◆ Description of the task:
Copy out the entries in full and with complete accuracy; pictures are excluded.

Lines of data:
┌──

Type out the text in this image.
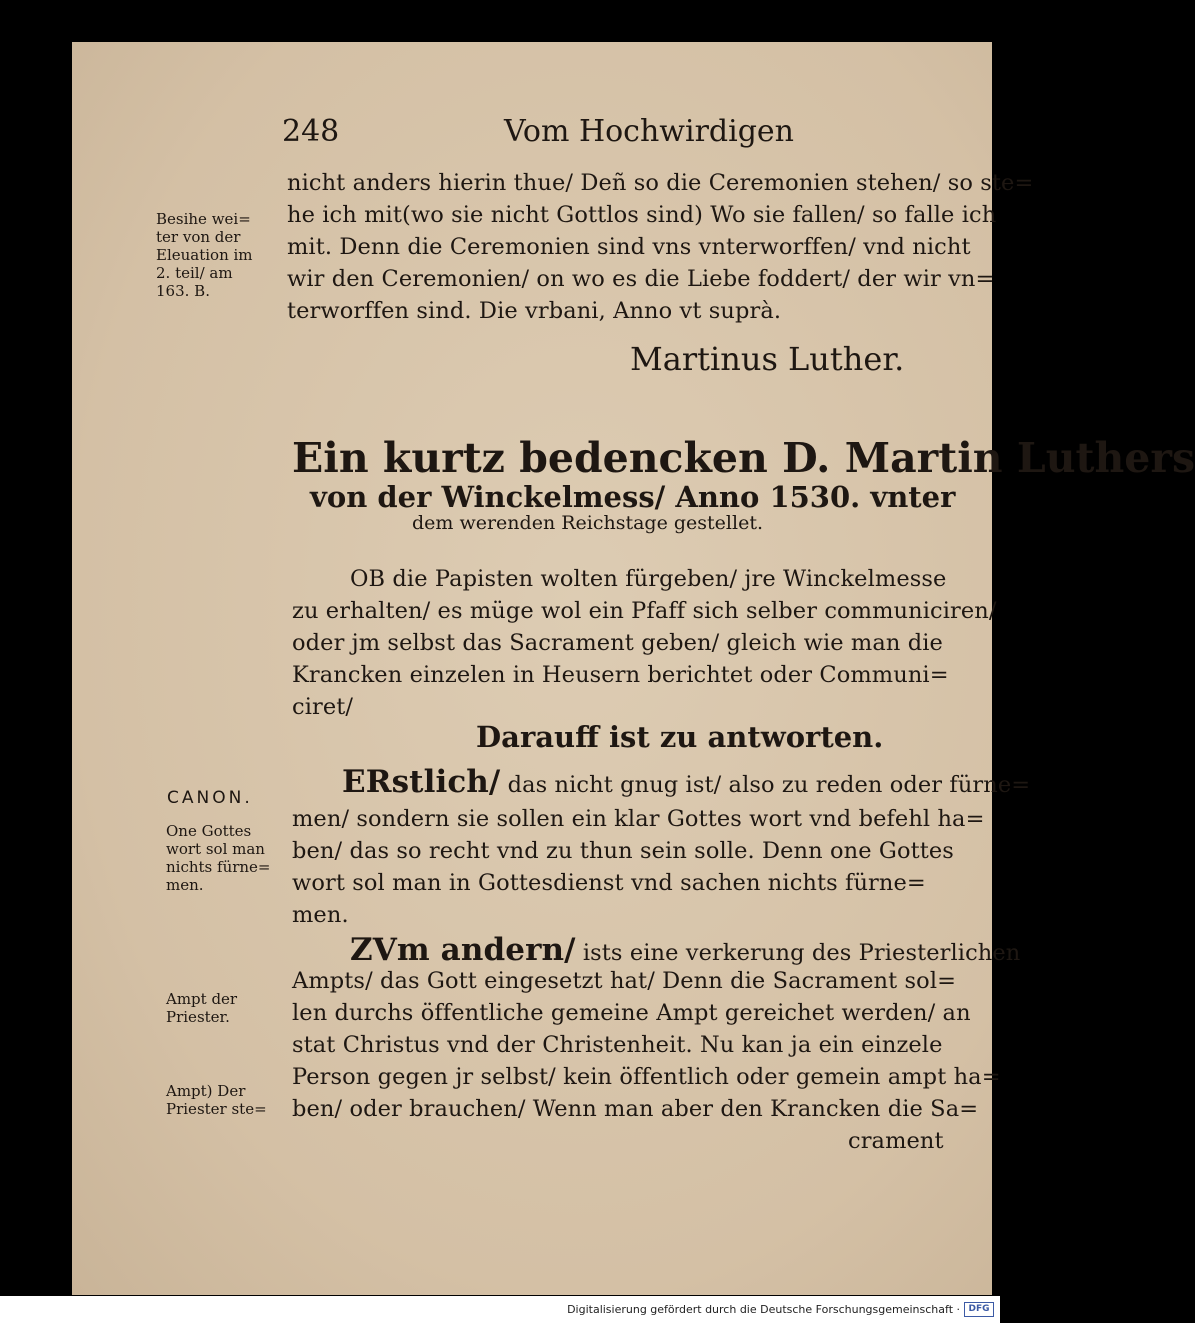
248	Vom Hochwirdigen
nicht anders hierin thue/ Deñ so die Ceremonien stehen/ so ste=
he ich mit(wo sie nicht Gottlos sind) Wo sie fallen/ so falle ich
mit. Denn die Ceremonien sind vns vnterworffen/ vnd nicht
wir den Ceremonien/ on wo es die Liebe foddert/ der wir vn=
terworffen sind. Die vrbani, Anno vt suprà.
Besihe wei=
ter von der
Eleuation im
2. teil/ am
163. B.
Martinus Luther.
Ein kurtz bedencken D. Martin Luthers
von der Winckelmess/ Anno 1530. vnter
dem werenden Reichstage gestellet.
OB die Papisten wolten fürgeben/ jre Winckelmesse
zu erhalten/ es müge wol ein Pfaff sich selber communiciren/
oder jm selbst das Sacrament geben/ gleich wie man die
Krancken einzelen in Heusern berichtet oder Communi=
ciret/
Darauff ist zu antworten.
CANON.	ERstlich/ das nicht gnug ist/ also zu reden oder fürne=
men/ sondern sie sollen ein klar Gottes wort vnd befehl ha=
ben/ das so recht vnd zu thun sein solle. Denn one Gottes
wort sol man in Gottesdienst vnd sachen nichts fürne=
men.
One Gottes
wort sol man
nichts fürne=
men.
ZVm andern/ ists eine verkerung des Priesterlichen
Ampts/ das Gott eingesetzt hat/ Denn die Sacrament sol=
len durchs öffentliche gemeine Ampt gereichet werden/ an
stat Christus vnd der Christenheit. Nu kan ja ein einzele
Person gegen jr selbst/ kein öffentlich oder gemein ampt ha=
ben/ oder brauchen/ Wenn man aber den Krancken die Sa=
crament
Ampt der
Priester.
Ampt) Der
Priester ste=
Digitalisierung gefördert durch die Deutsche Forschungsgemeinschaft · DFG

└──

◆ Solution to this exercise:
Type out the text in this image.
248	Vom Hochwirdigen
nicht anders hierin thue/ Deñ so die Ceremonien stehen/ so ste=
he ich mit(wo sie nicht Gottlos sind) Wo sie fallen/ so falle ich
mit. Denn die Ceremonien sind vns vnterworffen/ vnd nicht
wir den Ceremonien/ on wo es die Liebe foddert/ der wir vn=
terworffen sind. Die vrbani, Anno vt suprà.
Besihe wei=
ter von der
Eleuation im
2. teil/ am
163. B.
Martinus Luther.
Ein kurtz bedencken D. Martin Luthers
von der Winckelmess/ Anno 1530. vnter
dem werenden Reichstage gestellet.
OB die Papisten wolten fürgeben/ jre Winckelmesse
zu erhalten/ es müge wol ein Pfaff sich selber communiciren/
oder jm selbst das Sacrament geben/ gleich wie man die
Krancken einzelen in Heusern berichtet oder Communi=
ciret/
Darauff ist zu antworten.
CANON.	ERstlich/ das nicht gnug ist/ also zu reden oder fürne=
men/ sondern sie sollen ein klar Gottes wort vnd befehl ha=
ben/ das so recht vnd zu thun sein solle. Denn one Gottes
wort sol man in Gottesdienst vnd sachen nichts fürne=
men.
One Gottes
wort sol man
nichts fürne=
men.
ZVm andern/ ists eine verkerung des Priesterlichen
Ampts/ das Gott eingesetzt hat/ Denn die Sacrament sol=
len durchs öffentliche gemeine Ampt gereichet werden/ an
stat Christus vnd der Christenheit. Nu kan ja ein einzele
Person gegen jr selbst/ kein öffentlich oder gemein ampt ha=
ben/ oder brauchen/ Wenn man aber den Krancken die Sa=
crament
Ampt der
Priester.
Ampt) Der
Priester ste=
Digitalisierung gefördert durch die Deutsche Forschungsgemeinschaft · DFG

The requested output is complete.